### Given problem
The data below is to be returned in full and exactly.

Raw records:
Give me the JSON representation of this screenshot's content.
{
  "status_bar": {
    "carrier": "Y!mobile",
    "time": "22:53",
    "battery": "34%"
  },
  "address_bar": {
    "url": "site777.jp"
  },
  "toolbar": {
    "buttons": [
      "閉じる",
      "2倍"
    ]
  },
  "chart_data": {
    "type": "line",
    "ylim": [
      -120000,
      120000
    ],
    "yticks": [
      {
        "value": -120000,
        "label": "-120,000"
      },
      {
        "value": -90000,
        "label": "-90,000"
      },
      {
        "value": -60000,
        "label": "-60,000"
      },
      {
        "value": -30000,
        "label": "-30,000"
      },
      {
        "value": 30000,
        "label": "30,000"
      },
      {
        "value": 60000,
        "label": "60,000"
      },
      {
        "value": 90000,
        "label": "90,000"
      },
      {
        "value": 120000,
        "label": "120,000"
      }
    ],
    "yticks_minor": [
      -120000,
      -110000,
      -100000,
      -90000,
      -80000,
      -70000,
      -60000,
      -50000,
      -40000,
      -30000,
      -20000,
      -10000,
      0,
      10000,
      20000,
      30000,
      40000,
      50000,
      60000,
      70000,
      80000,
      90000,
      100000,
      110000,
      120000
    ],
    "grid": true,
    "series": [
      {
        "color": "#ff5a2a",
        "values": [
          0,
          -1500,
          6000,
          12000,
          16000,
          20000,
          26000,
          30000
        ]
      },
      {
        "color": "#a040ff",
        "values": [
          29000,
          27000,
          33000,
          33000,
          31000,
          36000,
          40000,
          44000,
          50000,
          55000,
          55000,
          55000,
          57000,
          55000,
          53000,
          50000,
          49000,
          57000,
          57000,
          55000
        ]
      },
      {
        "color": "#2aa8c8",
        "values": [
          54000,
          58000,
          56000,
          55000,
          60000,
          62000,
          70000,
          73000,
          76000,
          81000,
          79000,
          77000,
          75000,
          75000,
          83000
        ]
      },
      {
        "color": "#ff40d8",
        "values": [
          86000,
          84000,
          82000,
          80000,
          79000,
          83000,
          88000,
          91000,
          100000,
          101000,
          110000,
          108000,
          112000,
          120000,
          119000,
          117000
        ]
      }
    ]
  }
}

### Exercise result
Give me the JSON representation of this screenshot's content.
{
  "status_bar": {
    "carrier": "Y!mobile",
    "time": "22:53",
    "battery": "34%"
  },
  "address_bar": {
    "url": "site777.jp"
  },
  "toolbar": {
    "buttons": [
      "閉じる",
      "2倍"
    ]
  },
  "chart_data": {
    "type": "line",
    "ylim": [
      -120000,
      120000
    ],
    "yticks": [
      {
        "value": -120000,
        "label": "-120,000"
      },
      {
        "value": -90000,
        "label": "-90,000"
      },
      {
        "value": -60000,
        "label": "-60,000"
      },
      {
        "value": -30000,
        "label": "-30,000"
      },
      {
        "value": 30000,
        "label": "30,000"
      },
      {
        "value": 60000,
        "label": "60,000"
      },
      {
        "value": 90000,
        "label": "90,000"
      },
      {
        "value": 120000,
        "label": "120,000"
      }
    ],
    "yticks_minor": [
      -120000,
      -110000,
      -100000,
      -90000,
      -80000,
      -70000,
      -60000,
      -50000,
      -40000,
      -30000,
      -20000,
      -10000,
      0,
      10000,
      20000,
      30000,
      40000,
      50000,
      60000,
      70000,
      80000,
      90000,
      100000,
      110000,
      120000
    ],
    "grid": true,
    "series": [
      {
        "color": "#ff5a2a",
        "values": [
          0,
          -1500,
          6000,
          12000,
          16000,
          20000,
          26000,
          30000
        ]
      },
      {
        "color": "#a040ff",
        "values": [
          29000,
          27000,
          33000,
          33000,
          31000,
          36000,
          40000,
          44000,
          50000,
          55000,
          55000,
          55000,
          57000,
          55000,
          53000,
          50000,
          49000,
          57000,
          57000,
          55000
        ]
      },
      {
        "color": "#2aa8c8",
        "values": [
          54000,
          58000,
          56000,
          55000,
          60000,
          62000,
          70000,
          73000,
          76000,
          81000,
          79000,
          77000,
          75000,
          75000,
          83000
        ]
      },
      {
        "color": "#ff40d8",
        "values": [
          86000,
          84000,
          82000,
          80000,
          79000,
          83000,
          88000,
          91000,
          100000,
          101000,
          110000,
          108000,
          112000,
          120000,
          119000,
          117000
        ]
      }
    ]
  }
}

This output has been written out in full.